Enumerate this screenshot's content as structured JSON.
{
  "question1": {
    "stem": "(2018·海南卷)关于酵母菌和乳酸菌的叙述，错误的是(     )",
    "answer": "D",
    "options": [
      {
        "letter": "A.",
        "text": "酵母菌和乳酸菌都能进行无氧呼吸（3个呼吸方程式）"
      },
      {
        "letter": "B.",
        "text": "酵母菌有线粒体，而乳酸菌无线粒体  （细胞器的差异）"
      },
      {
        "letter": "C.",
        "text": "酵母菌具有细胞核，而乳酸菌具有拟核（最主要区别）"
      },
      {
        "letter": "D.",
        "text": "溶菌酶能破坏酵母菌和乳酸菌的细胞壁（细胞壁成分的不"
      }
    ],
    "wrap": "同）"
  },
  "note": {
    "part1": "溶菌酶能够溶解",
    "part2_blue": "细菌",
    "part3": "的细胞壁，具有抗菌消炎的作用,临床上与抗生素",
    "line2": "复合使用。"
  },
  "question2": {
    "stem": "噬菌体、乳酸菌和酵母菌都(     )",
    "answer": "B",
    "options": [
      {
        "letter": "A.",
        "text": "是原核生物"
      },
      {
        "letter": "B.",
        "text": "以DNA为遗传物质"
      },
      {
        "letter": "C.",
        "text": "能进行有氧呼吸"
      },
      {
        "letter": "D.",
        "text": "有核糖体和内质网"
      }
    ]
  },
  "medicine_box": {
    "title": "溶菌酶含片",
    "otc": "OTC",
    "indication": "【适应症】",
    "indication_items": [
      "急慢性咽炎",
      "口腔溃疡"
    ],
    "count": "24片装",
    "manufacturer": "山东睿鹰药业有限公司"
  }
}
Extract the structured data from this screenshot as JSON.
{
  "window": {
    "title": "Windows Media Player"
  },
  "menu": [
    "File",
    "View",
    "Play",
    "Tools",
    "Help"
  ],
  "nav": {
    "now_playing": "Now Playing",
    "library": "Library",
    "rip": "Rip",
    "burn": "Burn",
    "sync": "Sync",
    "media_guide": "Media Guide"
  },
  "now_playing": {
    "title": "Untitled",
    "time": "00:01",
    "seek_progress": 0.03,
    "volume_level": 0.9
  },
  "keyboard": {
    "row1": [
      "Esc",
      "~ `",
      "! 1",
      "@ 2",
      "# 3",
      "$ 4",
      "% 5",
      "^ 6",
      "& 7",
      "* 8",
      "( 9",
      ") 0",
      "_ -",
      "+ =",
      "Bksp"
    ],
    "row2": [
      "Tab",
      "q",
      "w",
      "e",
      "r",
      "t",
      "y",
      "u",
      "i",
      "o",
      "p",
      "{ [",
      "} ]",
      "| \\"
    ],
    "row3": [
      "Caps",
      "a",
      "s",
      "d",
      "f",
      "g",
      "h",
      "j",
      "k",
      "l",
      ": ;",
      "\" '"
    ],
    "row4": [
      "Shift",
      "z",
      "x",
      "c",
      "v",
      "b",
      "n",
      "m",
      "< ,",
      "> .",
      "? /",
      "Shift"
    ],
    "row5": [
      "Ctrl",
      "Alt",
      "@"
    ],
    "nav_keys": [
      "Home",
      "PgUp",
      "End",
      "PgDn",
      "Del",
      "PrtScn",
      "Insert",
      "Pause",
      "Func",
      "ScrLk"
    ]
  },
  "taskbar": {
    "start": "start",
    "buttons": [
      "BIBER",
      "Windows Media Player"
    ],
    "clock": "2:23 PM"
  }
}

·····

TASK OBJECTIVE> Print every line of the records exactly. Omit nothing.

REPLY>
Enumerate this screenshot's content as structured JSON.
{
  "question1": {
    "stem": "(2018·海南卷)关于酵母菌和乳酸菌的叙述，错误的是(     )",
    "answer": "D",
    "options": [
      {
        "letter": "A.",
        "text": "酵母菌和乳酸菌都能进行无氧呼吸（3个呼吸方程式）"
      },
      {
        "letter": "B.",
        "text": "酵母菌有线粒体，而乳酸菌无线粒体  （细胞器的差异）"
      },
      {
        "letter": "C.",
        "text": "酵母菌具有细胞核，而乳酸菌具有拟核（最主要区别）"
      },
      {
        "letter": "D.",
        "text": "溶菌酶能破坏酵母菌和乳酸菌的细胞壁（细胞壁成分的不"
      }
    ],
    "wrap": "同）"
  },
  "note": {
    "part1": "溶菌酶能够溶解",
    "part2_blue": "细菌",
    "part3": "的细胞壁，具有抗菌消炎的作用,临床上与抗生素",
    "line2": "复合使用。"
  },
  "question2": {
    "stem": "噬菌体、乳酸菌和酵母菌都(     )",
    "answer": "B",
    "options": [
      {
        "letter": "A.",
        "text": "是原核生物"
      },
      {
        "letter": "B.",
        "text": "以DNA为遗传物质"
      },
      {
        "letter": "C.",
        "text": "能进行有氧呼吸"
      },
      {
        "letter": "D.",
        "text": "有核糖体和内质网"
      }
    ]
  },
  "medicine_box": {
    "title": "溶菌酶含片",
    "otc": "OTC",
    "indication": "【适应症】",
    "indication_items": [
      "急慢性咽炎",
      "口腔溃疡"
    ],
    "count": "24片装",
    "manufacturer": "山东睿鹰药业有限公司"
  }
}
Extract the structured data from this screenshot as JSON.
{
  "window": {
    "title": "Windows Media Player"
  },
  "menu": [
    "File",
    "View",
    "Play",
    "Tools",
    "Help"
  ],
  "nav": {
    "now_playing": "Now Playing",
    "library": "Library",
    "rip": "Rip",
    "burn": "Burn",
    "sync": "Sync",
    "media_guide": "Media Guide"
  },
  "now_playing": {
    "title": "Untitled",
    "time": "00:01",
    "seek_progress": 0.03,
    "volume_level": 0.9
  },
  "keyboard": {
    "row1": [
      "Esc",
      "~ `",
      "! 1",
      "@ 2",
      "# 3",
      "$ 4",
      "% 5",
      "^ 6",
      "& 7",
      "* 8",
      "( 9",
      ") 0",
      "_ -",
      "+ =",
      "Bksp"
    ],
    "row2": [
      "Tab",
      "q",
      "w",
      "e",
      "r",
      "t",
      "y",
      "u",
      "i",
      "o",
      "p",
      "{ [",
      "} ]",
      "| \\"
    ],
    "row3": [
      "Caps",
      "a",
      "s",
      "d",
      "f",
      "g",
      "h",
      "j",
      "k",
      "l",
      ": ;",
      "\" '"
    ],
    "row4": [
      "Shift",
      "z",
      "x",
      "c",
      "v",
      "b",
      "n",
      "m",
      "< ,",
      "> .",
      "? /",
      "Shift"
    ],
    "row5": [
      "Ctrl",
      "Alt",
      "@"
    ],
    "nav_keys": [
      "Home",
      "PgUp",
      "End",
      "PgDn",
      "Del",
      "PrtScn",
      "Insert",
      "Pause",
      "Func",
      "ScrLk"
    ]
  },
  "taskbar": {
    "start": "start",
    "buttons": [
      "BIBER",
      "Windows Media Player"
    ],
    "clock": "2:23 PM"
  }
}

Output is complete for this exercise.